* TO DO
Repeat each record below exactly, dropping the pictures.

[Extracted records]
## begin

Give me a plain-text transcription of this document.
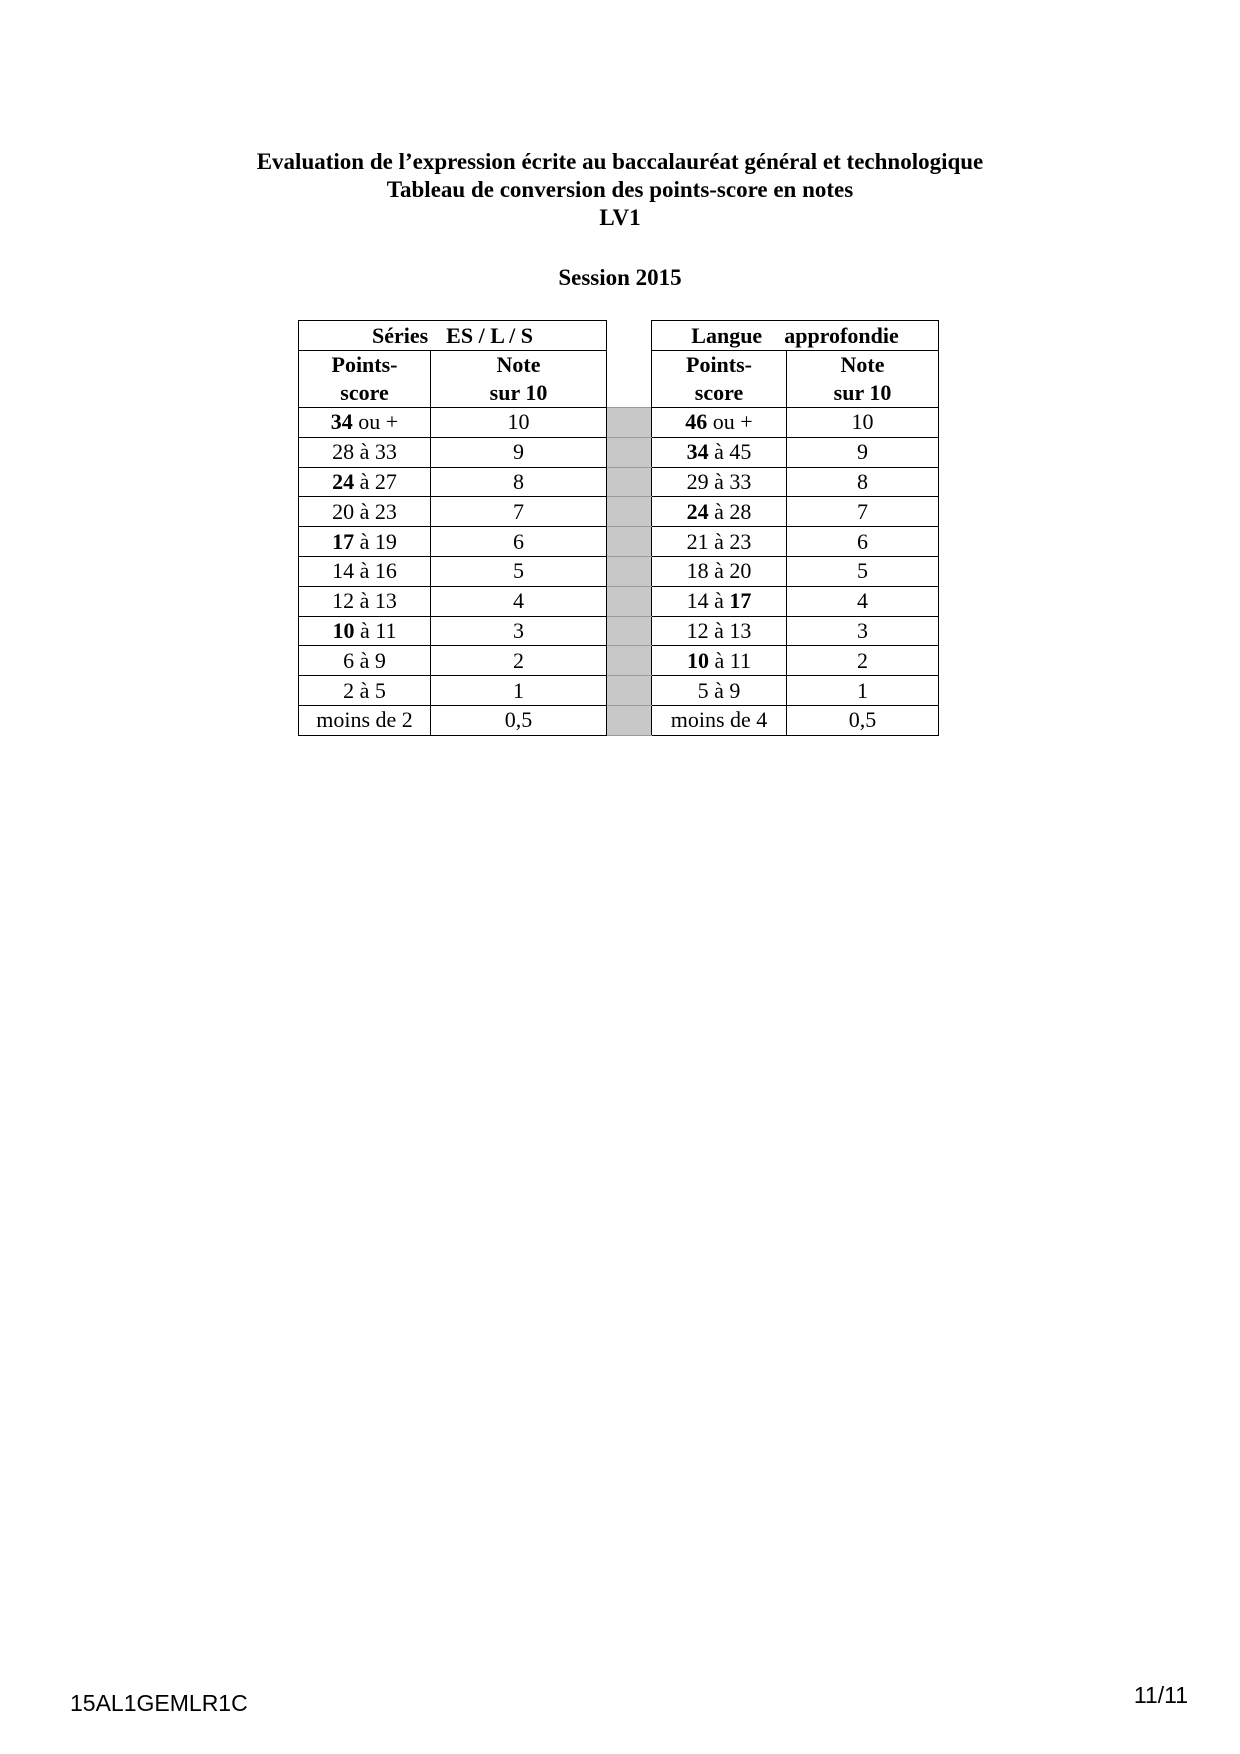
Evaluation de l’expression écrite au baccalauréat général et technologique
Tableau de conversion des points-score en notes
LV1
Session 2015
Séries ES / L / S			Langue approfondie	
Points-
score	Note
sur 10		Points-
score	Note
sur 10
34 ou +	10		46 ou +	10
28 à 33	9		34 à 45	9
24 à 27	8		29 à 33	8
20 à 23	7		24 à 28	7
17 à 19	6		21 à 23	6
14 à 16	5		18 à 20	5
12 à 13	4		14 à 17	4
10 à 11	3		12 à 13	3
6 à 9	2		10 à 11	2
2 à 5	1		5 à 9	1
moins de 2	0,5		moins de 4	0,5
15AL1GEMLR1C	11/11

## end

* FULL OUTPUT
Give me a plain-text transcription of this document.
Evaluation de l’expression écrite au baccalauréat général et technologique
Tableau de conversion des points-score en notes
LV1
Session 2015
Séries ES / L / S			Langue approfondie	
Points-
score	Note
sur 10		Points-
score	Note
sur 10
34 ou +	10		46 ou +	10
28 à 33	9		34 à 45	9
24 à 27	8		29 à 33	8
20 à 23	7		24 à 28	7
17 à 19	6		21 à 23	6
14 à 16	5		18 à 20	5
12 à 13	4		14 à 17	4
10 à 11	3		12 à 13	3
6 à 9	2		10 à 11	2
2 à 5	1		5 à 9	1
moins de 2	0,5		moins de 4	0,5
15AL1GEMLR1C	11/11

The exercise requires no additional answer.